Produce an exact copy of the lines from the line that contains "Output a JSON" to the end of the listing below.

*** Data to process

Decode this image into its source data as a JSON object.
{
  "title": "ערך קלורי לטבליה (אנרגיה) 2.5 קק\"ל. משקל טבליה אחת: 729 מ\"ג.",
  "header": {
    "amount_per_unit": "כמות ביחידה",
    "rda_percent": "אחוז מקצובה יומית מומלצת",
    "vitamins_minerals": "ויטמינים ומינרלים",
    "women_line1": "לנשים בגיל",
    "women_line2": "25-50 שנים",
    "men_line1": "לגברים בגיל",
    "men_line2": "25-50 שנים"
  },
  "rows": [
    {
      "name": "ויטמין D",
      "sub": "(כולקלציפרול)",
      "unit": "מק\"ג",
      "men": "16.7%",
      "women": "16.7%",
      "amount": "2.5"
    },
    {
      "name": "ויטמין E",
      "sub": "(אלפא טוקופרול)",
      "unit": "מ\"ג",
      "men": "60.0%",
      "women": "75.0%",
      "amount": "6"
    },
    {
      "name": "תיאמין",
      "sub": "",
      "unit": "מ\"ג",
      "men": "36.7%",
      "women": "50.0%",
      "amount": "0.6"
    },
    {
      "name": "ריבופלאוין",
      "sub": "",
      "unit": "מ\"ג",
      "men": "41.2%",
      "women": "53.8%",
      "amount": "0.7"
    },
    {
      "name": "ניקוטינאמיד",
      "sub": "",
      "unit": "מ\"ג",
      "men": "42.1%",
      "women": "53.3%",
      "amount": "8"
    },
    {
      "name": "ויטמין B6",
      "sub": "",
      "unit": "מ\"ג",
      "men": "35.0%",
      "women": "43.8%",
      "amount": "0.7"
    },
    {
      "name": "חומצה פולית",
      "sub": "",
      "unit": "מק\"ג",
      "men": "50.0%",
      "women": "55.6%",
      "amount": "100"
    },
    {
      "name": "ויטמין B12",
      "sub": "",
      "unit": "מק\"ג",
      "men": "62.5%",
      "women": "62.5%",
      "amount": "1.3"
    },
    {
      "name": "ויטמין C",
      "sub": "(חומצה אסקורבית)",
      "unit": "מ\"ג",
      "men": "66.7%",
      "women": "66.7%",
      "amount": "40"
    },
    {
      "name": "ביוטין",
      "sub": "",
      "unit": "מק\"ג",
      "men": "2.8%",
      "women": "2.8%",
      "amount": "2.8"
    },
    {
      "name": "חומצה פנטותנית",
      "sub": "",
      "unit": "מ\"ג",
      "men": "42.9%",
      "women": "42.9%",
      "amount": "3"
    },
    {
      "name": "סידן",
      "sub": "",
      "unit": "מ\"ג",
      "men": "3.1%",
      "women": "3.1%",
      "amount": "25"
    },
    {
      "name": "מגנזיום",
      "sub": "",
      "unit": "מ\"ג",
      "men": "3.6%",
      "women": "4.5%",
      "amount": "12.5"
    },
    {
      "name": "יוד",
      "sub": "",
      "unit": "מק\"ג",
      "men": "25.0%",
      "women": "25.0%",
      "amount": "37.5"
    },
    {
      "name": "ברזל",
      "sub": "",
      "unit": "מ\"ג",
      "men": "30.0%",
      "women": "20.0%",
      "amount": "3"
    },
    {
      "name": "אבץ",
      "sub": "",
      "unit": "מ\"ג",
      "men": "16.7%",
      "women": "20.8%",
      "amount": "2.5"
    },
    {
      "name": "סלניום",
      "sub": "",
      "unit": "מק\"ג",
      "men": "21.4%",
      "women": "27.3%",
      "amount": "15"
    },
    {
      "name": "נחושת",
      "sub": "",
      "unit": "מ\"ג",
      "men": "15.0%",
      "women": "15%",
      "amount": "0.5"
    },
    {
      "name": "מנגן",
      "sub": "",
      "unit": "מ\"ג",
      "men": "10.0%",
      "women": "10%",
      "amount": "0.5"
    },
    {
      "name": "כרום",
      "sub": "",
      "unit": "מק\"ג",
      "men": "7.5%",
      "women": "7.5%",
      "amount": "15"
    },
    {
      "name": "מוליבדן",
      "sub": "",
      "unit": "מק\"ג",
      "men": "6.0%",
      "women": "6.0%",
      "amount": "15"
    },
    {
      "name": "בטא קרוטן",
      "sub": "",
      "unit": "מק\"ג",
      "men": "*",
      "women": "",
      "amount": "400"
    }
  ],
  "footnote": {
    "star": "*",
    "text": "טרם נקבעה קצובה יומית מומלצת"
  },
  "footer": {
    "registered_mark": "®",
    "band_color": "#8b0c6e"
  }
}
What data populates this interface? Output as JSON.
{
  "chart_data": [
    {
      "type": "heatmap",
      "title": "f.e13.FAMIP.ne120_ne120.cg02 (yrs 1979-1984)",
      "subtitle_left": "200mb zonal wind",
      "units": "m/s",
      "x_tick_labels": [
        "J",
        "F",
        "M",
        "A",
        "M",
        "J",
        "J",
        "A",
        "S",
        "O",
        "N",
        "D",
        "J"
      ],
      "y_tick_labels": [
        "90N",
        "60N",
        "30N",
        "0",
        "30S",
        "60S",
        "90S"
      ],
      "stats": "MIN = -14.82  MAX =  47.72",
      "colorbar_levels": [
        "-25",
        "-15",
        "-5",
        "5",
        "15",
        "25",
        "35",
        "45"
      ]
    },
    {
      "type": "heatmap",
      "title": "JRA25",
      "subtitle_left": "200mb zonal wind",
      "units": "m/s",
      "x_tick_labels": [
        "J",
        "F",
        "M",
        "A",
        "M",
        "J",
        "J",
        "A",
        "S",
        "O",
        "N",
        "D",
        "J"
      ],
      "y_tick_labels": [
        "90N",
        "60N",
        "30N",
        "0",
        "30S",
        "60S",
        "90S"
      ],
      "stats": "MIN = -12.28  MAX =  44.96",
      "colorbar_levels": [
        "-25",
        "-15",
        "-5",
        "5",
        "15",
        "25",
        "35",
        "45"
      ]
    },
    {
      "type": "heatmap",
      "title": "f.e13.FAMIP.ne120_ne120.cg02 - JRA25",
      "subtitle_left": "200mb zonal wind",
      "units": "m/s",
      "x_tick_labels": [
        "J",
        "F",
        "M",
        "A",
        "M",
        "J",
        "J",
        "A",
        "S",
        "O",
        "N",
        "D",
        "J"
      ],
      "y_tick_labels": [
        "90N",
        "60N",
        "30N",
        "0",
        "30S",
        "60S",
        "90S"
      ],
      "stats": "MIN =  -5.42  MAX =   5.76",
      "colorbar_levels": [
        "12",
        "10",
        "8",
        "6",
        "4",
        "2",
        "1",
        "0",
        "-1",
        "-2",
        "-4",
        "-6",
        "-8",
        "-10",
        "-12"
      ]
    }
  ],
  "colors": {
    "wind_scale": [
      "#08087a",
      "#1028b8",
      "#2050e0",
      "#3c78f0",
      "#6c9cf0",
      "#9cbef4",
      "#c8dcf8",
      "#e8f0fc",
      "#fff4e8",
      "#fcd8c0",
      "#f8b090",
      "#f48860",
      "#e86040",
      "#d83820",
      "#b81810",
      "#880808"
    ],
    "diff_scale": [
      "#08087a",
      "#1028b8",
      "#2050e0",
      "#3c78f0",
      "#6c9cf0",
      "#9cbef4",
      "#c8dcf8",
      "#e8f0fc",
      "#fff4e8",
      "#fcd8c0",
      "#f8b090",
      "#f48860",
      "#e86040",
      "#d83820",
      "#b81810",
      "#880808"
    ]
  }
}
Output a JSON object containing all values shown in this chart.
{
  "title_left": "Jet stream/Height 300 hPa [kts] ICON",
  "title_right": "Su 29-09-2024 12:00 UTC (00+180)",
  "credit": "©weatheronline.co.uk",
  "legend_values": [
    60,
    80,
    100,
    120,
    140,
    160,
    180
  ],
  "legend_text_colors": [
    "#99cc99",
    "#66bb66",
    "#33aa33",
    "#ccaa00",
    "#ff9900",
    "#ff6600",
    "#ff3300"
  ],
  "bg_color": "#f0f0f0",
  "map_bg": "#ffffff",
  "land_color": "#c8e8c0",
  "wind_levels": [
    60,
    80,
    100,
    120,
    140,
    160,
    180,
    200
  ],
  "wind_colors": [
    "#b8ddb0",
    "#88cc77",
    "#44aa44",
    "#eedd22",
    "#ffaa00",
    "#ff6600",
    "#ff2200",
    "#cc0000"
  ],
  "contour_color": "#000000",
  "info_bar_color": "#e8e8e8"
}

******

- Written response
Output a JSON object containing all values shown in this chart.
{
  "title_left": "Jet stream/Height 300 hPa [kts] ICON",
  "title_right": "Su 29-09-2024 12:00 UTC (00+180)",
  "credit": "©weatheronline.co.uk",
  "legend_values": [
    60,
    80,
    100,
    120,
    140,
    160,
    180
  ],
  "legend_text_colors": [
    "#99cc99",
    "#66bb66",
    "#33aa33",
    "#ccaa00",
    "#ff9900",
    "#ff6600",
    "#ff3300"
  ],
  "bg_color": "#f0f0f0",
  "map_bg": "#ffffff",
  "land_color": "#c8e8c0",
  "wind_levels": [
    60,
    80,
    100,
    120,
    140,
    160,
    180,
    200
  ],
  "wind_colors": [
    "#b8ddb0",
    "#88cc77",
    "#44aa44",
    "#eedd22",
    "#ffaa00",
    "#ff6600",
    "#ff2200",
    "#cc0000"
  ],
  "contour_color": "#000000",
  "info_bar_color": "#e8e8e8"
}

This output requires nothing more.